The records
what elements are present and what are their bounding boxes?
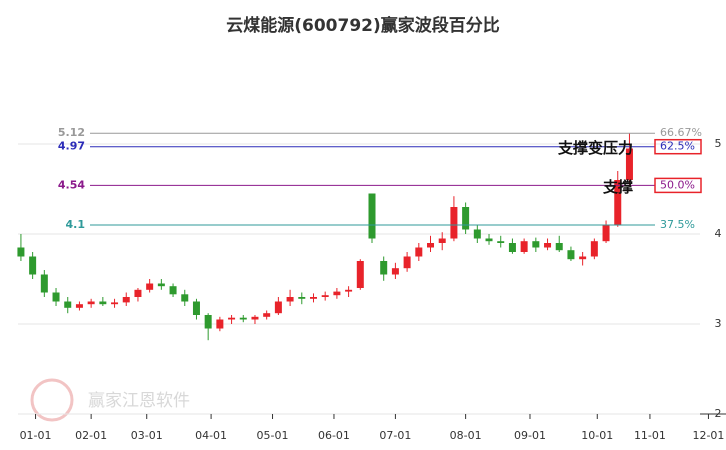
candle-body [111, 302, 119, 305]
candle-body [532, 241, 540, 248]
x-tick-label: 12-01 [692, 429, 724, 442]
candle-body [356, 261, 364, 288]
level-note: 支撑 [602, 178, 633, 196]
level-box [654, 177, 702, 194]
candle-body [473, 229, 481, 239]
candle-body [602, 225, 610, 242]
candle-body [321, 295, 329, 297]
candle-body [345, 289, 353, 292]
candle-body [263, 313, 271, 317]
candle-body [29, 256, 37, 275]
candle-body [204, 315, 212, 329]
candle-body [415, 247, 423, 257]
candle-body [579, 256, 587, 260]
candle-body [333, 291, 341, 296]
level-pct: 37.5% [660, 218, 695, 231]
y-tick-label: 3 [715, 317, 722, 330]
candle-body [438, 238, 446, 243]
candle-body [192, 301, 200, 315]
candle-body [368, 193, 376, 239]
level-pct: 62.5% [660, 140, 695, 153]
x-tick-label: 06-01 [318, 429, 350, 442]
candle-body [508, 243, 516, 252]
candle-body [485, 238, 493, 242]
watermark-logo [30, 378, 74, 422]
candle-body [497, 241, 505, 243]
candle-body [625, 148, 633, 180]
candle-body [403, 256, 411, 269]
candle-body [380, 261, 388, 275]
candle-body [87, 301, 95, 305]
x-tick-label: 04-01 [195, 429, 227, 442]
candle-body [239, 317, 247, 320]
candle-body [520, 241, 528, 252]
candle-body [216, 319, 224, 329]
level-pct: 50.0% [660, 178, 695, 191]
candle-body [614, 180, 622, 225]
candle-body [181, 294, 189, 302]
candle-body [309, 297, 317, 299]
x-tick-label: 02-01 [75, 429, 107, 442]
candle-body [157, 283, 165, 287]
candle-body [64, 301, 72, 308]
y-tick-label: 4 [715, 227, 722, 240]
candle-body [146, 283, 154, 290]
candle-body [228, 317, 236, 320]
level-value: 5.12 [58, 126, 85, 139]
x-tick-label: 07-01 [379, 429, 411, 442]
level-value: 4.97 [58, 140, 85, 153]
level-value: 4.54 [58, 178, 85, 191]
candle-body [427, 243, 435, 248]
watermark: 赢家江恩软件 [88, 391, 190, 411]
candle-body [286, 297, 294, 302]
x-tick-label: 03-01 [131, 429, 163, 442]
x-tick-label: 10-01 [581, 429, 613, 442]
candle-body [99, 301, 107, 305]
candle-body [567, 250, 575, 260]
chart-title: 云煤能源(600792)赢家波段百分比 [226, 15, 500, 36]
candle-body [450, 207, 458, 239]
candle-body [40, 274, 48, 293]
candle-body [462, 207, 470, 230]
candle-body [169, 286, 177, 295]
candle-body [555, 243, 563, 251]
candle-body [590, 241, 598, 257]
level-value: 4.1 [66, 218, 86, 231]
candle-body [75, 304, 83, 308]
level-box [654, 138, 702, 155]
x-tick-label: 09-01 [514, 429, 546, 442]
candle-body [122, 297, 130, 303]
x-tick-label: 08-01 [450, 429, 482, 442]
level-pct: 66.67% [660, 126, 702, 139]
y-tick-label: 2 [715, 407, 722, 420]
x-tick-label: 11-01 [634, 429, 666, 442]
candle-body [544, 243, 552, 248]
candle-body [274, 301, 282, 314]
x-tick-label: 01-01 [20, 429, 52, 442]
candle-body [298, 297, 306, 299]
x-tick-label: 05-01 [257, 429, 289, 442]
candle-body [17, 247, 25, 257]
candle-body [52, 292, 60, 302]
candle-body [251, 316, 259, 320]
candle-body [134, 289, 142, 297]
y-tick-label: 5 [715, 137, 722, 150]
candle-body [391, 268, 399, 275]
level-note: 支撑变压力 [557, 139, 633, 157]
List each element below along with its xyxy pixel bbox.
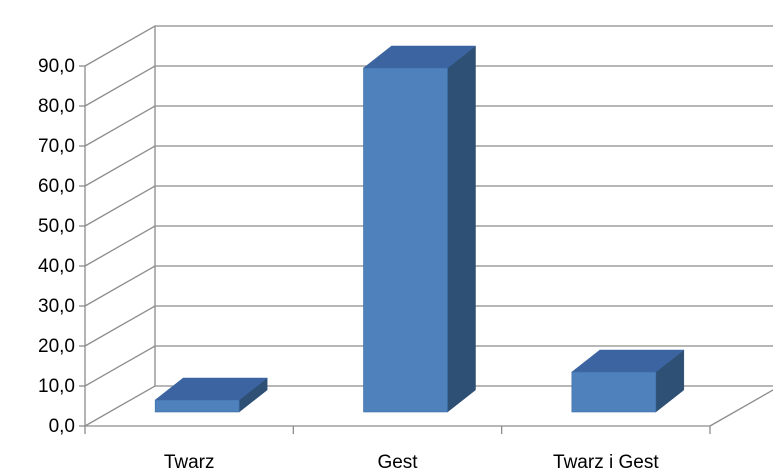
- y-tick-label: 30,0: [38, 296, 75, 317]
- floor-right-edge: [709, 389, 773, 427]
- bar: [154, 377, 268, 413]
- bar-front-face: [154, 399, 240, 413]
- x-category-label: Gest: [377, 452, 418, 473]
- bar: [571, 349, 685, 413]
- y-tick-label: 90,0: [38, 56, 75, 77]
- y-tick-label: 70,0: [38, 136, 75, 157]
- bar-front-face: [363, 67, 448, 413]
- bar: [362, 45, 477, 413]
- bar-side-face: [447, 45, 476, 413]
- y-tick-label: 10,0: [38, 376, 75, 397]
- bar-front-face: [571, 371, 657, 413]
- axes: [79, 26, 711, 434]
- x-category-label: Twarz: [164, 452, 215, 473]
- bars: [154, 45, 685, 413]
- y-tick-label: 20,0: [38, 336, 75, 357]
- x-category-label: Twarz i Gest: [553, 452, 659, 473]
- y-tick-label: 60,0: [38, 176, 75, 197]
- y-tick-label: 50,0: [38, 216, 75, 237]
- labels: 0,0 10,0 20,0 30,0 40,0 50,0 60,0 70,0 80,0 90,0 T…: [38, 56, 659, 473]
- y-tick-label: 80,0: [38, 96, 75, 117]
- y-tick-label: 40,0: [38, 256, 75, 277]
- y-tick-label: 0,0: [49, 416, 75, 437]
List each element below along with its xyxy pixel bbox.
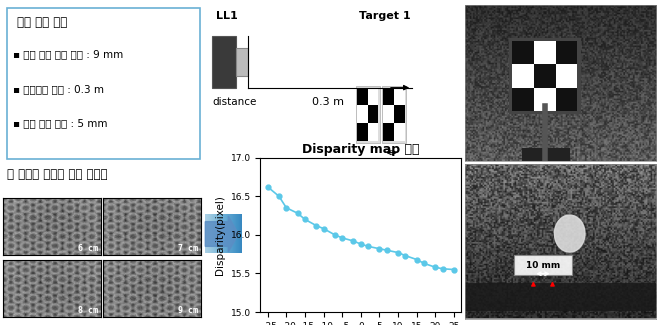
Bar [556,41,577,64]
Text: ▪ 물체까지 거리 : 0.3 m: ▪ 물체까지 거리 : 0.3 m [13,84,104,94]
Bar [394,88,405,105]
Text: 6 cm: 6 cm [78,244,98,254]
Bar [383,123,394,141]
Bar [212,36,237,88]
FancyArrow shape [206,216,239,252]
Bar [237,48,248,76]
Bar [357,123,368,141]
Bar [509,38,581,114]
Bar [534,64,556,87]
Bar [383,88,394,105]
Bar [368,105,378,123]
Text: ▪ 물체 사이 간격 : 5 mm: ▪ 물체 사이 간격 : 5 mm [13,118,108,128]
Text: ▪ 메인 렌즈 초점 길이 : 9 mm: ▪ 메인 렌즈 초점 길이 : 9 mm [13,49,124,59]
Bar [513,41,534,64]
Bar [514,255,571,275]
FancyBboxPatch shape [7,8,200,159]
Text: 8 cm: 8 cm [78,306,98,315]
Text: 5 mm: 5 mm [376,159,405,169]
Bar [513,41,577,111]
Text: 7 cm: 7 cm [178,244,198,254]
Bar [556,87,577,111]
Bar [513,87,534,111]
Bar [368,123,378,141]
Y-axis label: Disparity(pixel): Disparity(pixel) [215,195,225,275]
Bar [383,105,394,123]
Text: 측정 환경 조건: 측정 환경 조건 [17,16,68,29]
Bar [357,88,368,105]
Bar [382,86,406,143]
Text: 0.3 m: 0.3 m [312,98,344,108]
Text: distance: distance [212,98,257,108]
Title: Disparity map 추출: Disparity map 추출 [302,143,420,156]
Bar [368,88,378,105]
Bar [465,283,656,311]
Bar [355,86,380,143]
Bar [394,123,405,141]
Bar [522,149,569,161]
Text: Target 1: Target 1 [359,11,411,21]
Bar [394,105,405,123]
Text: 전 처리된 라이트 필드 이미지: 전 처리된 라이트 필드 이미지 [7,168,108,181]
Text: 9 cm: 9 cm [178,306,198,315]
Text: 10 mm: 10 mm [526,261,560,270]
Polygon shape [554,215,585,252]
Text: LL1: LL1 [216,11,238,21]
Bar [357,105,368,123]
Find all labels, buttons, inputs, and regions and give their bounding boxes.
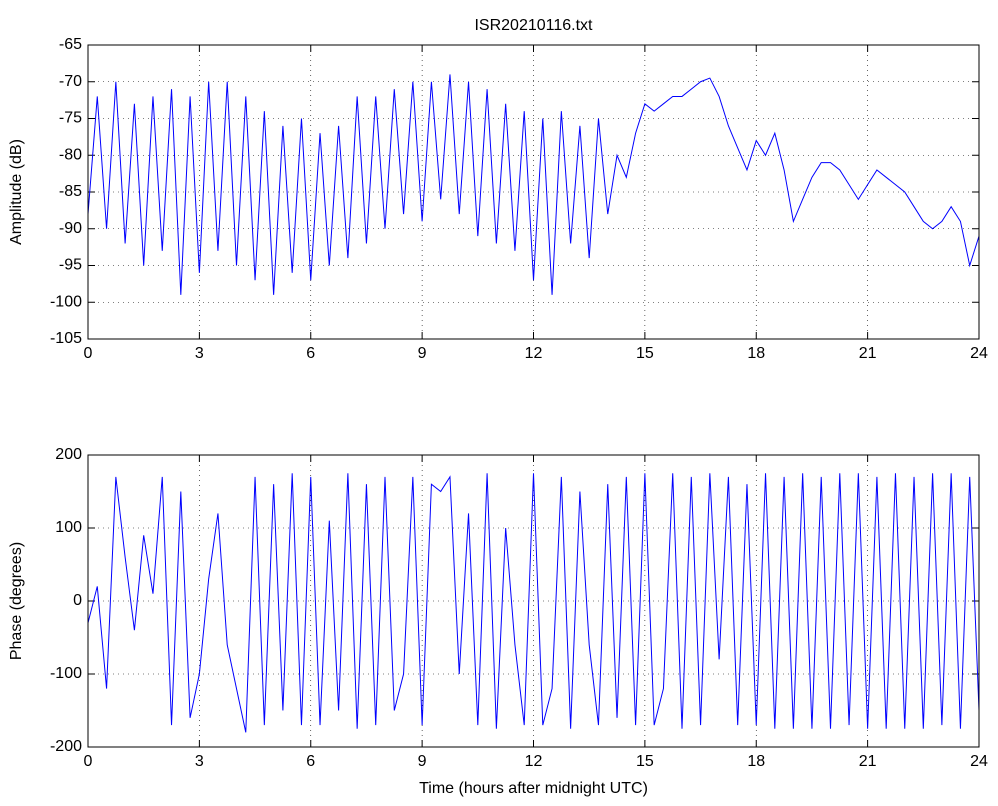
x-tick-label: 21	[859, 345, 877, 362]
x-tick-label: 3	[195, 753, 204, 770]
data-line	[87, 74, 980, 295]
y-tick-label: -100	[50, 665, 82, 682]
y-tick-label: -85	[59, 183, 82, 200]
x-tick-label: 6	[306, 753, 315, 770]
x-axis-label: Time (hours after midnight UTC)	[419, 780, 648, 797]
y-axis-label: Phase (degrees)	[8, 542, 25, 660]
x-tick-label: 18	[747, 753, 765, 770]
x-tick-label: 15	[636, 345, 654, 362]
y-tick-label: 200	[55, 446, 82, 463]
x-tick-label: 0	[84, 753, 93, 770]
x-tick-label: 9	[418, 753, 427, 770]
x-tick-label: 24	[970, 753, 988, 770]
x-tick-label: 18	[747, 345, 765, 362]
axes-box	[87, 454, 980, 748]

Task instructions
Pick out every line of the listing above that contains the string "front", matching case exactly, and copy each one.

Expected answer
- bar-front-face: [154, 399, 240, 413]
- bar-front-face: [363, 67, 448, 413]
- bar-front-face: [571, 371, 657, 413]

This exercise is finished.